## [Compito A]
Nel comunicato stampa di EICMA Custom sulla FIC, che cosa era stato offerto alla Federazione oltre a uno spazio gratuito?
## [Compito B]
Scrivi il seguito del comunicato stampa di EICMA Custom sulla FIC, cominciando subito dopo la sua ultima frase.

## [Brano estratto]
• • • • • • •
Eicma Custom risponde alla Fic

COMUNICATO STAMPA

Milano, 28 luglio 2011 – A seguito del comunicato inviato in data 25 luglio dalla Federazione Italiana
Customizer, EICMA prende atto della decisione della FIC, ma tiene a precisare che tra l’organizzazione di EICMA Custom e la Federazione Italiana Customizer non c’era mai stato un accordo riguardo alla partecipazione di quest’ultima all’evento in oggetto, ma che erano in atto delle trattative.
Da parte di EICMA Custom inoltre non sono mai stati inviati comunicati ufficiali sulla partecipazione della FIC, a smentita dell’affermazione riportata dal comunicato FIC.
Le parti si erano incontrate su richiesta della FIC per sondare la possibilità di partecipare all’evento e
l’organizzazione di EICMA Custom si era resa ben disponibile a prendere in considerazione la richiesta con spirito di collaborazione reciproca.
EICMA Custom parte dal presupposto che i partecipanti siano tutti sullo stesso piano, sia come
realtà artigianali italiane o straniere, sia per quanto riguarda la loro partecipazione.
Purtroppo questo elemento non è stato gradito alla FIC, nonostante sia stato offerto loro uno spazio
gratuito, vista l’istituzionalità che la Federazione dovrebbe rappresentare con i suoi associati, e inoltre
l’inserimento del Presidente nella giuria tecnica del Bike Show, garantendo così una presenza forte,
significativa e di grande visibilità.
• • • • • • •
## [Contenuto dei record]
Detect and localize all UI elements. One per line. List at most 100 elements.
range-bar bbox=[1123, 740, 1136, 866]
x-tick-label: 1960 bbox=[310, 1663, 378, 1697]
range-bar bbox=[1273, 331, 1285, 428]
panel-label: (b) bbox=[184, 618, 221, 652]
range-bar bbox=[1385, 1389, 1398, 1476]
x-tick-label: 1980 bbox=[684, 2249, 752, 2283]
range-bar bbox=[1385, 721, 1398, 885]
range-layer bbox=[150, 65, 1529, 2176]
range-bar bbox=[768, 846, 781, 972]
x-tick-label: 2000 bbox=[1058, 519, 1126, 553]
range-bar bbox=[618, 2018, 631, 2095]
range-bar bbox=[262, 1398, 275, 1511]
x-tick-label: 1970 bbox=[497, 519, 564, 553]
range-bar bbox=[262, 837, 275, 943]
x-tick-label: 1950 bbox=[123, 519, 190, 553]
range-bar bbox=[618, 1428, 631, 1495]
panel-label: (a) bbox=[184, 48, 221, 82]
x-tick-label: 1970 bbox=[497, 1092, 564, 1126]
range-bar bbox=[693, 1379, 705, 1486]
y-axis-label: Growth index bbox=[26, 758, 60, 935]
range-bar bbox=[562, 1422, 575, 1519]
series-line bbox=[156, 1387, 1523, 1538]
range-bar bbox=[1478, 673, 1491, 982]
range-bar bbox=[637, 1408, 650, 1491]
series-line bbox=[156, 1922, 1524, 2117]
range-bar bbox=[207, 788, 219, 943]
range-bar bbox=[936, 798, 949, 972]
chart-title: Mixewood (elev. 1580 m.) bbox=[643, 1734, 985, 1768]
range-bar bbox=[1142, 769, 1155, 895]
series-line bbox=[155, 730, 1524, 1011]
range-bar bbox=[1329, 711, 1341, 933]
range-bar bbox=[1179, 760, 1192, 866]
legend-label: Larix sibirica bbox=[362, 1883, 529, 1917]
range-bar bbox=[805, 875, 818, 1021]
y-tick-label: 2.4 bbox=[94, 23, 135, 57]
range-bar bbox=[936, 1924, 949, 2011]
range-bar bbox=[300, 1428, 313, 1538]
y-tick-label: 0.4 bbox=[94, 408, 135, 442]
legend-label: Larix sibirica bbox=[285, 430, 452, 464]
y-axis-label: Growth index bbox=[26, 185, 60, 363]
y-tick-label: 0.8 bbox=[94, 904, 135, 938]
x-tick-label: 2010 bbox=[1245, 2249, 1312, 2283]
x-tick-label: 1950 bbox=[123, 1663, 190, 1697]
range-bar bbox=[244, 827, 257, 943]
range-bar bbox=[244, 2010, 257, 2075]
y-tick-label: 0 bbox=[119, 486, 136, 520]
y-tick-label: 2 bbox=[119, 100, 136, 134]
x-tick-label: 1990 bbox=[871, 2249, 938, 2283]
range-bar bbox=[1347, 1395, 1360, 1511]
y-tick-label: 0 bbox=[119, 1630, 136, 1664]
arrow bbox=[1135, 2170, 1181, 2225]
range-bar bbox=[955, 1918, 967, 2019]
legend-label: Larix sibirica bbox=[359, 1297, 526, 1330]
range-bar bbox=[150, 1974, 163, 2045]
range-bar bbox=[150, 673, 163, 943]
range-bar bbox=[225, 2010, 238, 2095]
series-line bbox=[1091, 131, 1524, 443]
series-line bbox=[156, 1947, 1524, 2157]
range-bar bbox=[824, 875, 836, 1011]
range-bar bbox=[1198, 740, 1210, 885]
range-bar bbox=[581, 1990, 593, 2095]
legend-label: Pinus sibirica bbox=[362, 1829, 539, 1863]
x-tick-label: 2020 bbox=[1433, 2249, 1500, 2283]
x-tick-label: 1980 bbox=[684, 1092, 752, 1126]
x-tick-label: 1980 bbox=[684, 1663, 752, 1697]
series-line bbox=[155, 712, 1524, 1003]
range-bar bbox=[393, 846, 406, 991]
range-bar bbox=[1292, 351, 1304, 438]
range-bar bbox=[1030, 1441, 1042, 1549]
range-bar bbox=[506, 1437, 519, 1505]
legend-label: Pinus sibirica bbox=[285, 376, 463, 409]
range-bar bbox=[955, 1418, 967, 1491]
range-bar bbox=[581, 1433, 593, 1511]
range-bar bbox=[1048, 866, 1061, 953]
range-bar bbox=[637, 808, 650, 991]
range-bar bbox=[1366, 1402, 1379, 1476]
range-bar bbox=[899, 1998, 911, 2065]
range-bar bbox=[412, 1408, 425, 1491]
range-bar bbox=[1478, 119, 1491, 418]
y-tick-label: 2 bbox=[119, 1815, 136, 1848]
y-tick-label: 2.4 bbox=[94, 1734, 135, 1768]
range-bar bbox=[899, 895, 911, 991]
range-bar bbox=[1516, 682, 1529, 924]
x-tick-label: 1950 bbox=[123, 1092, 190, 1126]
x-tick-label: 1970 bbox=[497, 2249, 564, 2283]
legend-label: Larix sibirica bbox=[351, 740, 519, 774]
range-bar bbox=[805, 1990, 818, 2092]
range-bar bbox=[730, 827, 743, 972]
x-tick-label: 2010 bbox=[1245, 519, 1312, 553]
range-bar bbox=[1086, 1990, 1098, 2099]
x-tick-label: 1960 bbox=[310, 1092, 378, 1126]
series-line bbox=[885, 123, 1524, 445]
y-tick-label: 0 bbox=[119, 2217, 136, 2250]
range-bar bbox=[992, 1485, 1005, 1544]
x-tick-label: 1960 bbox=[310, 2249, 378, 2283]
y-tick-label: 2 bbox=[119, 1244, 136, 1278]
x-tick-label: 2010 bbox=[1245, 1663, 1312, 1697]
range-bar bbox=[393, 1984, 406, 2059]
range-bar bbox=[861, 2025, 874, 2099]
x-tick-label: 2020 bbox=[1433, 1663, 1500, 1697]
• • • • • • •
## [Risposta A]
L'inserimento del Presidente della FIC nella giuria tecnica del Bike Show.

## [Risposta B]
A questo proposito Pier Francesco Caliari, Direttore Generale di EICMA commenta: “Rispetto la decisione
della FIC e del suo Presidente Fabrizio Favre anche se non ne comprendo le motivazioni. Abbiamo offerto
alla FIC uno spazio di rappresentanza importante, che avremmo dovuto quantificare nei prossimi giorni,
con la possibilità di poter esporre creazioni di giovani customizer che avessero le potenzialità e le qualità,
ma ancora semmai impossibilitati a poter partecipare a un evento impegnativo come EICMA nella sezione
Custom.
La Federazione ci ha comunicato che non era stata in grado di individuare tali nuove realtà e che quindi
voleva presentare alcune realizzazioni di suoi associati che già da anni sono alla ribalta delle
manifestazioni del settore e che sicuramente hanno la possibilità di poter partecipare a pieno titolo
all’evento.
Questo non era nei presupposti dell’accordo che già era stato più che condiviso dal presidente della FIC e
di cui c’è un lungo scambio epistolare. Abbiamo offerto comunque uno spazio gratuito alla FIC
all’interno di EICMA Custom, e al suo Presidente un posto nella giuria tecnica internazionale del
Bike Show, perché ritenevamo giusto che la Federazione fosse rappresentata anche a livello
internazionale nel più qualificato evento motociclistico mondiale. Ripeto che rispetto, anche se non
condivido, questa presa di posizione che, a mio parere, va contro la rappresentatività degli associati,
perdendo un’occasione di straordinaria importanza sotto tutti i punti di vista.”